### The request:
Give the listing below again in full, exactly as written.
--- Start ---
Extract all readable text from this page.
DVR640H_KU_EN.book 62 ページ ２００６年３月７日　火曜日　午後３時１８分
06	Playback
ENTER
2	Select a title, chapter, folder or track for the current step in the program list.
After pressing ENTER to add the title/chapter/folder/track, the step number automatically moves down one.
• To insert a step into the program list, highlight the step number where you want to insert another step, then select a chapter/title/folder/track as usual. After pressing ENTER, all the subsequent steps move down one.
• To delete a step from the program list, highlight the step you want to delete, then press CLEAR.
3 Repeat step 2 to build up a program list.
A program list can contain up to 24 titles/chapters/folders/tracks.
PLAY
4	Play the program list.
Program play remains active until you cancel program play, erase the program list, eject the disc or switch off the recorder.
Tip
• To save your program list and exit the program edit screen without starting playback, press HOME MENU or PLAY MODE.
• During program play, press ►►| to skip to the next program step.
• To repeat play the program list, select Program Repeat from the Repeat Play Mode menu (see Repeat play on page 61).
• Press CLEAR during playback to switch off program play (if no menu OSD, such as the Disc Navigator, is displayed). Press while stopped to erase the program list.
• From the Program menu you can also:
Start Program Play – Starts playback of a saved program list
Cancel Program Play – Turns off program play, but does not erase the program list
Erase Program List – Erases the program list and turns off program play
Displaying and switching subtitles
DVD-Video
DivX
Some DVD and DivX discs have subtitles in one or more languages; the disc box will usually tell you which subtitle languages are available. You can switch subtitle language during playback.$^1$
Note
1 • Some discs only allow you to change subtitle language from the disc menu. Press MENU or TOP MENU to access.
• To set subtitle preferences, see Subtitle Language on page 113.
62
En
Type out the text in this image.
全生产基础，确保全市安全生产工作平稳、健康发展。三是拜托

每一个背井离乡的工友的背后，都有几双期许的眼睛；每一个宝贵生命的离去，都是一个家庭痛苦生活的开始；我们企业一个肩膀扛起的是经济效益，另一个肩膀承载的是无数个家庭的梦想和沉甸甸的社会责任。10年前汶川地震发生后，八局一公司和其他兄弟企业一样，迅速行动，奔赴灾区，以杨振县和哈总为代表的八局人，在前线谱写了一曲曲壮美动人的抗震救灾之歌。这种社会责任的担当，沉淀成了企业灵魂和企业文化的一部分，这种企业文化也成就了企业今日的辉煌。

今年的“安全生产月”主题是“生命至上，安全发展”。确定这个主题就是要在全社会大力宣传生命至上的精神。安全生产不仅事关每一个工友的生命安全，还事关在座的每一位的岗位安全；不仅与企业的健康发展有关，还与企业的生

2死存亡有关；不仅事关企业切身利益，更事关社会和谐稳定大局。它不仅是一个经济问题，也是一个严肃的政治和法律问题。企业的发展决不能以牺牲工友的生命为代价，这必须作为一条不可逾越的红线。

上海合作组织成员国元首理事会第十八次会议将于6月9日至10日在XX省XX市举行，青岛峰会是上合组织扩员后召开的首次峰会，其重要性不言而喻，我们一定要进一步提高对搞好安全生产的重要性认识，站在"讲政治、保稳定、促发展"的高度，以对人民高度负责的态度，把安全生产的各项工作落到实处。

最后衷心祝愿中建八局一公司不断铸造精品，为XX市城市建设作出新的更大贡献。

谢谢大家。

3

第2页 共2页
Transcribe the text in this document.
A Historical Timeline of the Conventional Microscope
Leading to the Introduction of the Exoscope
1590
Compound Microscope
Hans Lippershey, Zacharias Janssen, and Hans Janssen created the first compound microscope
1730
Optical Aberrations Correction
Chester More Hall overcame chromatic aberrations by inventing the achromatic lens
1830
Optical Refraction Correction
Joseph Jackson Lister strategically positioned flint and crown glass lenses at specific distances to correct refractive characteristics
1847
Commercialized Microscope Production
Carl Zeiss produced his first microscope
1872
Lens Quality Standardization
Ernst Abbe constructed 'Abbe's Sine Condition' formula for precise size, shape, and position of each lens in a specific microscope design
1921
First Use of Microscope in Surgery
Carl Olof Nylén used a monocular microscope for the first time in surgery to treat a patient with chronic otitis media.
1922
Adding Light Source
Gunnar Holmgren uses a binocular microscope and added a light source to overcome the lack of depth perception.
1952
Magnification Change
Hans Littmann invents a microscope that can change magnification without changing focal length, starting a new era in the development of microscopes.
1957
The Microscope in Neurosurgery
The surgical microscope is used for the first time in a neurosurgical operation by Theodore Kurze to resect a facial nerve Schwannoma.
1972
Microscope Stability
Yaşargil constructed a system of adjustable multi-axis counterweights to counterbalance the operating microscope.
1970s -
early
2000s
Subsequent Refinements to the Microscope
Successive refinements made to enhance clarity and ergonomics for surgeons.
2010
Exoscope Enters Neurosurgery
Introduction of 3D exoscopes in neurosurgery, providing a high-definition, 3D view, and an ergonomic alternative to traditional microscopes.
--- End ---
### Answer:
Extract all readable text from this page.
DVR640H_KU_EN.book 62 ページ ２００６年３月７日　火曜日　午後３時１８分
06	Playback
ENTER
2	Select a title, chapter, folder or track for the current step in the program list.
After pressing ENTER to add the title/chapter/folder/track, the step number automatically moves down one.
• To insert a step into the program list, highlight the step number where you want to insert another step, then select a chapter/title/folder/track as usual. After pressing ENTER, all the subsequent steps move down one.
• To delete a step from the program list, highlight the step you want to delete, then press CLEAR.
3 Repeat step 2 to build up a program list.
A program list can contain up to 24 titles/chapters/folders/tracks.
PLAY
4	Play the program list.
Program play remains active until you cancel program play, erase the program list, eject the disc or switch off the recorder.
Tip
• To save your program list and exit the program edit screen without starting playback, press HOME MENU or PLAY MODE.
• During program play, press ►►| to skip to the next program step.
• To repeat play the program list, select Program Repeat from the Repeat Play Mode menu (see Repeat play on page 61).
• Press CLEAR during playback to switch off program play (if no menu OSD, such as the Disc Navigator, is displayed). Press while stopped to erase the program list.
• From the Program menu you can also:
Start Program Play – Starts playback of a saved program list
Cancel Program Play – Turns off program play, but does not erase the program list
Erase Program List – Erases the program list and turns off program play
Displaying and switching subtitles
DVD-Video
DivX
Some DVD and DivX discs have subtitles in one or more languages; the disc box will usually tell you which subtitle languages are available. You can switch subtitle language during playback.$^1$
Note
1 • Some discs only allow you to change subtitle language from the disc menu. Press MENU or TOP MENU to access.
• To set subtitle preferences, see Subtitle Language on page 113.
62
En
Type out the text in this image.
全生产基础，确保全市安全生产工作平稳、健康发展。三是拜托

每一个背井离乡的工友的背后，都有几双期许的眼睛；每一个宝贵生命的离去，都是一个家庭痛苦生活的开始；我们企业一个肩膀扛起的是经济效益，另一个肩膀承载的是无数个家庭的梦想和沉甸甸的社会责任。10年前汶川地震发生后，八局一公司和其他兄弟企业一样，迅速行动，奔赴灾区，以杨振县和哈总为代表的八局人，在前线谱写了一曲曲壮美动人的抗震救灾之歌。这种社会责任的担当，沉淀成了企业灵魂和企业文化的一部分，这种企业文化也成就了企业今日的辉煌。

今年的“安全生产月”主题是“生命至上，安全发展”。确定这个主题就是要在全社会大力宣传生命至上的精神。安全生产不仅事关每一个工友的生命安全，还事关在座的每一位的岗位安全；不仅与企业的健康发展有关，还与企业的生

2死存亡有关；不仅事关企业切身利益，更事关社会和谐稳定大局。它不仅是一个经济问题，也是一个严肃的政治和法律问题。企业的发展决不能以牺牲工友的生命为代价，这必须作为一条不可逾越的红线。

上海合作组织成员国元首理事会第十八次会议将于6月9日至10日在XX省XX市举行，青岛峰会是上合组织扩员后召开的首次峰会，其重要性不言而喻，我们一定要进一步提高对搞好安全生产的重要性认识，站在"讲政治、保稳定、促发展"的高度，以对人民高度负责的态度，把安全生产的各项工作落到实处。

最后衷心祝愿中建八局一公司不断铸造精品，为XX市城市建设作出新的更大贡献。

谢谢大家。

3

第2页 共2页
Transcribe the text in this document.
A Historical Timeline of the Conventional Microscope
Leading to the Introduction of the Exoscope
1590
Compound Microscope
Hans Lippershey, Zacharias Janssen, and Hans Janssen created the first compound microscope
1730
Optical Aberrations Correction
Chester More Hall overcame chromatic aberrations by inventing the achromatic lens
1830
Optical Refraction Correction
Joseph Jackson Lister strategically positioned flint and crown glass lenses at specific distances to correct refractive characteristics
1847
Commercialized Microscope Production
Carl Zeiss produced his first microscope
1872
Lens Quality Standardization
Ernst Abbe constructed 'Abbe's Sine Condition' formula for precise size, shape, and position of each lens in a specific microscope design
1921
First Use of Microscope in Surgery
Carl Olof Nylén used a monocular microscope for the first time in surgery to treat a patient with chronic otitis media.
1922
Adding Light Source
Gunnar Holmgren uses a binocular microscope and added a light source to overcome the lack of depth perception.
1952
Magnification Change
Hans Littmann invents a microscope that can change magnification without changing focal length, starting a new era in the development of microscopes.
1957
The Microscope in Neurosurgery
The surgical microscope is used for the first time in a neurosurgical operation by Theodore Kurze to resect a facial nerve Schwannoma.
1972
Microscope Stability
Yaşargil constructed a system of adjustable multi-axis counterweights to counterbalance the operating microscope.
1970s -
early
2000s
Subsequent Refinements to the Microscope
Successive refinements made to enhance clarity and ergonomics for surgeons.
2010
Exoscope Enters Neurosurgery
Introduction of 3D exoscopes in neurosurgery, providing a high-definition, 3D view, and an ergonomic alternative to traditional microscopes.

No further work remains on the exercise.